Short exercise.
Copy out all the lines where "moisture" shows up.

Excerpted records.
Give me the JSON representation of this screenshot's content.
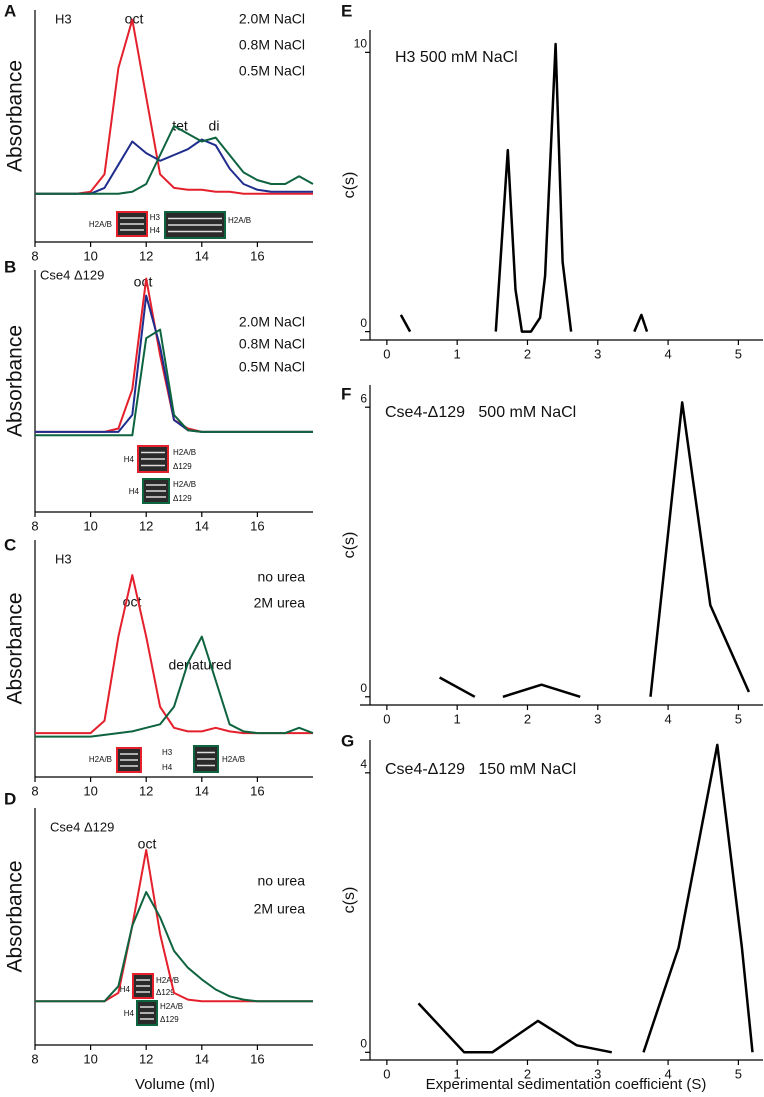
{
  "chart_data": [
    {
      "type": "line",
      "panel": "A",
      "title": "H3",
      "y_label": "Absorbance",
      "annotations": [
        "oct",
        "tet",
        "di"
      ],
      "gel_labels": [
        "H2A/B",
        "H3",
        "H4",
        "H2A/B"
      ],
      "x": [
        8,
        8.5,
        9,
        9.5,
        10,
        10.5,
        11,
        11.5,
        12,
        12.5,
        13,
        13.5,
        14,
        14.5,
        15,
        15.5,
        16,
        16.5,
        17,
        17.5,
        18
      ],
      "series": [
        {
          "name": "2.0M NaCl",
          "color": "#e3202c",
          "values": [
            5,
            5,
            5,
            5,
            6,
            15,
            70,
            95,
            55,
            15,
            8,
            7,
            7,
            6,
            6,
            5,
            5,
            5,
            5,
            5,
            5
          ]
        },
        {
          "name": "0.8M NaCl",
          "color": "#1f2d8c",
          "values": [
            5,
            5,
            5,
            5,
            5,
            8,
            20,
            32,
            26,
            22,
            25,
            28,
            33,
            30,
            18,
            10,
            7,
            6,
            6,
            6,
            6
          ]
        },
        {
          "name": "0.5M NaCl",
          "color": "#0f6440",
          "values": [
            5,
            5,
            5,
            5,
            5,
            5,
            5,
            6,
            10,
            25,
            40,
            36,
            32,
            34,
            25,
            16,
            12,
            10,
            10,
            14,
            10
          ]
        }
      ],
      "xlim": [
        8,
        18
      ],
      "xticks": [
        8,
        10,
        12,
        14,
        16
      ],
      "ylim": [
        -20,
        100
      ]
    },
    {
      "type": "line",
      "panel": "B",
      "title": "Cse4 Δ129",
      "y_label": "Absorbance",
      "annotations": [
        "oct"
      ],
      "gel_labels": [
        "H4",
        "H2A/B",
        "Δ129",
        "H4",
        "H2A/B",
        "Δ129"
      ],
      "x": [
        8,
        8.5,
        9,
        9.5,
        10,
        10.5,
        11,
        11.5,
        12,
        12.5,
        13,
        13.5,
        14,
        14.5,
        15,
        15.5,
        16,
        16.5,
        17,
        17.5,
        18
      ],
      "series": [
        {
          "name": "2.0M NaCl",
          "color": "#e3202c",
          "values": [
            5,
            5,
            5,
            5,
            5,
            5,
            7,
            30,
            95,
            50,
            12,
            7,
            5,
            5,
            5,
            5,
            5,
            5,
            5,
            5,
            5
          ]
        },
        {
          "name": "0.8M NaCl",
          "color": "#1f2d8c",
          "values": [
            5,
            5,
            5,
            5,
            5,
            5,
            5,
            15,
            85,
            55,
            12,
            6,
            5,
            5,
            5,
            5,
            5,
            5,
            5,
            5,
            5
          ]
        },
        {
          "name": "0.5M NaCl",
          "color": "#0f6440",
          "values": [
            3,
            3,
            3,
            3,
            3,
            3,
            3,
            3,
            60,
            65,
            15,
            6,
            5,
            5,
            5,
            5,
            5,
            5,
            5,
            5,
            5
          ]
        }
      ],
      "xlim": [
        8,
        18
      ],
      "xticks": [
        8,
        10,
        12,
        14,
        16
      ],
      "ylim": [
        -42,
        100
      ]
    },
    {
      "type": "line",
      "panel": "C",
      "title": "H3",
      "y_label": "Absorbance",
      "annotations": [
        "oct",
        "denatured"
      ],
      "gel_labels": [
        "H2A/B",
        "H3",
        "H4",
        "H2A/B"
      ],
      "x": [
        8,
        8.5,
        9,
        9.5,
        10,
        10.5,
        11,
        11.5,
        12,
        12.5,
        13,
        13.5,
        14,
        14.5,
        15,
        15.5,
        16,
        16.5,
        17,
        17.5,
        18
      ],
      "series": [
        {
          "name": "no urea",
          "color": "#e3202c",
          "values": [
            5,
            5,
            5,
            5,
            5,
            12,
            60,
            95,
            60,
            20,
            8,
            6,
            6,
            8,
            6,
            5,
            5,
            5,
            5,
            5,
            5
          ]
        },
        {
          "name": "2M urea",
          "color": "#0f6440",
          "values": [
            3,
            3,
            3,
            3,
            3,
            4,
            5,
            6,
            8,
            10,
            20,
            45,
            60,
            35,
            10,
            6,
            5,
            5,
            5,
            8,
            5
          ]
        }
      ],
      "xlim": [
        8,
        18
      ],
      "xticks": [
        8,
        10,
        12,
        14,
        16
      ],
      "ylim": [
        -20,
        115
      ]
    },
    {
      "type": "line",
      "panel": "D",
      "title": "Cse4 Δ129",
      "y_label": "Absorbance",
      "x_label": "Volume (ml)",
      "annotations": [
        "oct"
      ],
      "gel_labels": [
        "H4",
        "H2A/B",
        "Δ129",
        "H4",
        "H2A/B",
        "Δ129"
      ],
      "x": [
        8,
        8.5,
        9,
        9.5,
        10,
        10.5,
        11,
        11.5,
        12,
        12.5,
        13,
        13.5,
        14,
        14.5,
        15,
        15.5,
        16,
        16.5,
        17,
        17.5,
        18
      ],
      "series": [
        {
          "name": "no urea",
          "color": "#e3202c",
          "values": [
            5,
            5,
            5,
            5,
            5,
            5,
            10,
            50,
            95,
            45,
            10,
            6,
            5,
            5,
            5,
            5,
            5,
            5,
            5,
            5,
            5
          ]
        },
        {
          "name": "2M urea",
          "color": "#0f6440",
          "values": [
            5,
            5,
            5,
            5,
            5,
            5,
            14,
            50,
            70,
            55,
            35,
            25,
            18,
            12,
            8,
            6,
            5,
            5,
            5,
            5,
            5
          ]
        }
      ],
      "xlim": [
        8,
        18
      ],
      "xticks": [
        8,
        10,
        12,
        14,
        16
      ],
      "ylim": [
        -21,
        120
      ]
    },
    {
      "type": "line",
      "panel": "E",
      "title": "H3 500 mM NaCl",
      "y_label": "c(s)",
      "x": [
        0.2,
        0.33,
        0.4,
        1.55,
        1.72,
        1.83,
        1.92,
        2.05,
        2.18,
        2.25,
        2.4,
        2.5,
        2.62,
        3.0,
        3.52,
        3.62,
        3.7
      ],
      "series": [
        {
          "color": "#000000",
          "values": [
            0.6,
            0,
            null,
            0,
            6.5,
            1.5,
            0,
            0,
            0.5,
            2,
            10.3,
            2.5,
            0,
            null,
            0,
            0.6,
            0
          ]
        }
      ],
      "xlim": [
        -0.24,
        5.35
      ],
      "xticks": [
        0,
        1,
        2,
        3,
        4,
        5
      ],
      "ylim": [
        -0.3,
        10.8
      ],
      "yticks": [
        0,
        10
      ]
    },
    {
      "type": "line",
      "panel": "F",
      "title": "Cse4-Δ129   500 mM NaCl",
      "y_label": "c(s)",
      "x": [
        0.75,
        1.25,
        1.45,
        1.65,
        2.2,
        2.75,
        3.2,
        3.75,
        4.2,
        4.6,
        5.15
      ],
      "series": [
        {
          "color": "#000000",
          "values": [
            0.4,
            0,
            null,
            0,
            0.25,
            0,
            null,
            0,
            6.1,
            1.9,
            0.1
          ]
        }
      ],
      "xlim": [
        -0.24,
        5.35
      ],
      "xticks": [
        0,
        1,
        2,
        3,
        4,
        5
      ],
      "ylim": [
        -0.17,
        6.46
      ],
      "yticks": [
        0,
        6
      ]
    },
    {
      "type": "line",
      "panel": "G",
      "title": "Cse4-Δ129   150 mM NaCl",
      "y_label": "c(s)",
      "x_label": "Experimental sedimentation coefficient (S)",
      "x": [
        0.45,
        1.1,
        1.5,
        2.15,
        2.7,
        3.2,
        3.4,
        3.65,
        4.15,
        4.7,
        5.05,
        5.2
      ],
      "series": [
        {
          "color": "#000000",
          "values": [
            0.7,
            0,
            0,
            0.45,
            0.1,
            0,
            null,
            0,
            1.5,
            4.4,
            1.5,
            0
          ]
        }
      ],
      "xlim": [
        -0.24,
        5.35
      ],
      "xticks": [
        0,
        1,
        2,
        3,
        4,
        5
      ],
      "ylim": [
        -0.11,
        4.47
      ],
      "yticks": [
        0,
        4
      ]
    }
  ]
}
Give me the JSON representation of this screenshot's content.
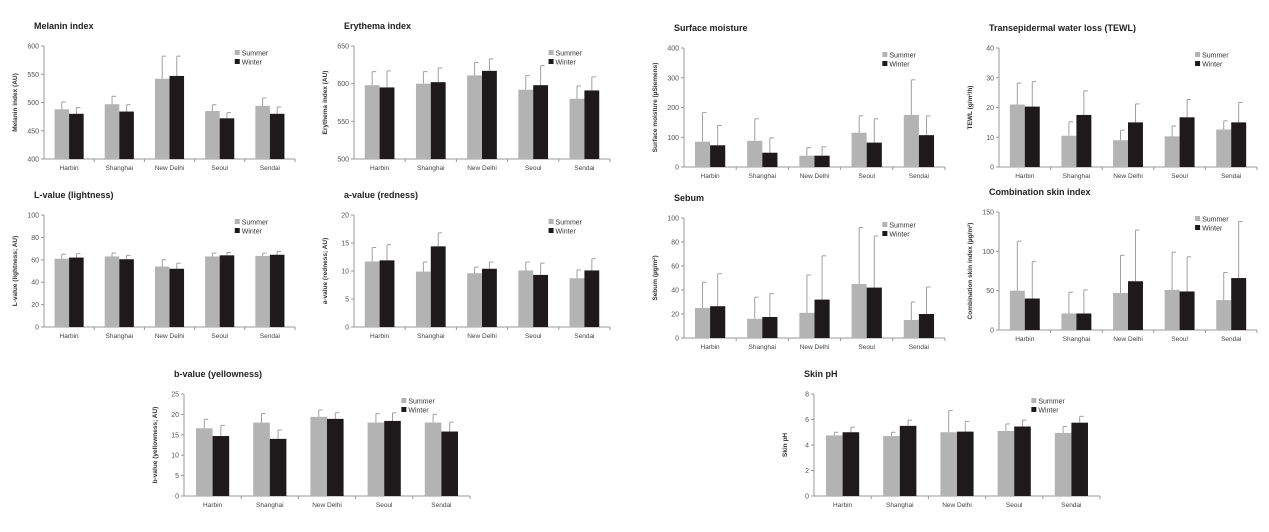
{
  "colors": {
    "summer": "#b3b3b3",
    "winter": "#1e1a1b",
    "axis": "#999999",
    "error": "#a0a0a0"
  },
  "chart_data": [
    {
      "type": "bar",
      "title": "Melanin index",
      "ylabel": "Melanin index (AU)",
      "ylim": [
        400,
        600
      ],
      "ystep": 50,
      "categories": [
        "Harbin",
        "Shanghai",
        "New Delhi",
        "Seoul",
        "Sendai"
      ],
      "legend": "top-right",
      "series": [
        {
          "name": "Summer",
          "values": [
            488,
            497,
            542,
            485,
            494
          ],
          "error_upper": [
            501,
            511,
            582,
            496,
            508
          ]
        },
        {
          "name": "Winter",
          "values": [
            480,
            484,
            547,
            472,
            480
          ],
          "error_upper": [
            491,
            496,
            582,
            482,
            492
          ]
        }
      ]
    },
    {
      "type": "bar",
      "title": "Erythema index",
      "ylabel": "Erythema index (AU)",
      "ylim": [
        500,
        650
      ],
      "ystep": 50,
      "categories": [
        "Harbin",
        "Shanghai",
        "New Delhi",
        "Seoul",
        "Sendai"
      ],
      "legend": "top-right",
      "series": [
        {
          "name": "Summer",
          "values": [
            598,
            600,
            611,
            592,
            580
          ],
          "error_upper": [
            616,
            616,
            628,
            611,
            597
          ]
        },
        {
          "name": "Winter",
          "values": [
            595,
            602,
            617,
            598,
            591
          ],
          "error_upper": [
            617,
            621,
            633,
            624,
            609
          ]
        }
      ]
    },
    {
      "type": "bar",
      "title": "Surface moisture",
      "ylabel": "Surface moisture (µSiemens)",
      "ylim": [
        0,
        400
      ],
      "ystep": 100,
      "categories": [
        "Harbin",
        "Shanghai",
        "New Delhi",
        "Seoul",
        "Sendai"
      ],
      "legend": "top-right",
      "series": [
        {
          "name": "Summer",
          "values": [
            85,
            88,
            38,
            115,
            175
          ],
          "error_upper": [
            183,
            162,
            65,
            172,
            293
          ]
        },
        {
          "name": "Winter",
          "values": [
            73,
            48,
            38,
            82,
            107
          ],
          "error_upper": [
            140,
            98,
            68,
            162,
            172
          ]
        }
      ]
    },
    {
      "type": "bar",
      "title": "Transepidermal water loss (TEWL)",
      "ylabel": "TEWL (g/m²/h)",
      "ylim": [
        0,
        40
      ],
      "ystep": 10,
      "categories": [
        "Harbin",
        "Shanghai",
        "New Delhi",
        "Seoul",
        "Sendai"
      ],
      "legend": "top-right",
      "series": [
        {
          "name": "Summer",
          "values": [
            21,
            10.5,
            9,
            10.3,
            12.6
          ],
          "error_upper": [
            28.2,
            15.2,
            12.4,
            13.8,
            15.5
          ]
        },
        {
          "name": "Winter",
          "values": [
            20.3,
            17.5,
            15,
            16.7,
            15
          ],
          "error_upper": [
            28.7,
            25.6,
            21.2,
            22.7,
            21.7
          ]
        }
      ]
    },
    {
      "type": "bar",
      "title": "L-value (lightness)",
      "ylabel": "L-value (lightness; AU)",
      "ylim": [
        0,
        100
      ],
      "ystep": 20,
      "categories": [
        "Harbin",
        "Shanghai",
        "New Delhi",
        "Seoul",
        "Sendai"
      ],
      "legend": "top-right",
      "series": [
        {
          "name": "Summer",
          "values": [
            61,
            63,
            54,
            63,
            63.5
          ],
          "error_upper": [
            65,
            66,
            60,
            66,
            66
          ]
        },
        {
          "name": "Winter",
          "values": [
            62,
            60.5,
            52,
            64,
            64.5
          ],
          "error_upper": [
            65.5,
            64,
            57,
            66.5,
            67.5
          ]
        }
      ]
    },
    {
      "type": "bar",
      "title": "a-value (redness)",
      "ylabel": "a-value (redness; AU)",
      "ylim": [
        0,
        20
      ],
      "ystep": 5,
      "categories": [
        "Harbin",
        "Shanghai",
        "New Delhi",
        "Seoul",
        "Sendai"
      ],
      "legend": "top-right",
      "series": [
        {
          "name": "Summer",
          "values": [
            11.7,
            9.9,
            9.6,
            10.1,
            8.7
          ],
          "error_upper": [
            14.2,
            11.6,
            10.7,
            11.6,
            10.2
          ]
        },
        {
          "name": "Winter",
          "values": [
            11.9,
            14.4,
            10.4,
            9.3,
            10.1
          ],
          "error_upper": [
            14.7,
            16.8,
            11.6,
            11.4,
            12.2
          ]
        }
      ]
    },
    {
      "type": "bar",
      "title": "Sebum",
      "ylabel": "Sebum (µg/m²)",
      "ylim": [
        0,
        100
      ],
      "ystep": 20,
      "categories": [
        "Harbin",
        "Shanghai",
        "New Delhi",
        "Seoul",
        "Sendai"
      ],
      "legend": "top-right",
      "series": [
        {
          "name": "Summer",
          "values": [
            25,
            16,
            21,
            45,
            15
          ],
          "error_upper": [
            46.5,
            34,
            52.5,
            92,
            30
          ]
        },
        {
          "name": "Winter",
          "values": [
            26.5,
            17.5,
            32,
            42,
            20
          ],
          "error_upper": [
            53.5,
            37,
            68.5,
            85,
            42.5
          ]
        }
      ]
    },
    {
      "type": "bar",
      "title": "Combination skin index",
      "ylabel": "Combination skin index (µg/m²)",
      "ylim": [
        0,
        150
      ],
      "ystep": 50,
      "categories": [
        "Harbin",
        "Shanghai",
        "New Delhi",
        "Seoul",
        "Sendai"
      ],
      "legend": "top-right",
      "series": [
        {
          "name": "Summer",
          "values": [
            50,
            21,
            47,
            51,
            38
          ],
          "error_upper": [
            113,
            48,
            95,
            99,
            73
          ]
        },
        {
          "name": "Winter",
          "values": [
            40,
            21,
            62,
            49,
            66
          ],
          "error_upper": [
            87,
            51,
            127,
            93,
            138
          ]
        }
      ]
    },
    {
      "type": "bar",
      "title": "b-value (yellowness)",
      "ylabel": "b-value (yellowness; AU)",
      "ylim": [
        0,
        25
      ],
      "ystep": 5,
      "categories": [
        "Harbin",
        "Shanghai",
        "New Delhi",
        "Seoul",
        "Sendai"
      ],
      "legend": "top-right",
      "series": [
        {
          "name": "Summer",
          "values": [
            16.6,
            18,
            19.4,
            18,
            18
          ],
          "error_upper": [
            18.8,
            20.2,
            21.1,
            20.2,
            20
          ]
        },
        {
          "name": "Winter",
          "values": [
            14.7,
            14,
            18.9,
            18.4,
            15.8
          ],
          "error_upper": [
            17.3,
            16.2,
            20.4,
            20.4,
            18.1
          ]
        }
      ]
    },
    {
      "type": "bar",
      "title": "Skin pH",
      "ylabel": "Skin pH",
      "ylim": [
        0,
        8
      ],
      "ystep": 2,
      "categories": [
        "Harbin",
        "Shanghai",
        "New Delhi",
        "Seoul",
        "Sendai"
      ],
      "legend": "top-right",
      "series": [
        {
          "name": "Summer",
          "values": [
            4.75,
            4.7,
            5.0,
            5.1,
            4.95
          ],
          "error_upper": [
            5.0,
            5.0,
            6.7,
            5.65,
            5.45
          ]
        },
        {
          "name": "Winter",
          "values": [
            5.0,
            5.5,
            5.05,
            5.45,
            5.75
          ],
          "error_upper": [
            5.4,
            5.95,
            5.85,
            5.95,
            6.25
          ]
        }
      ]
    }
  ]
}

Answer to this task.
      "title": "Surface moisture",
      "ylabel": "Surface moisture (µSiemens)",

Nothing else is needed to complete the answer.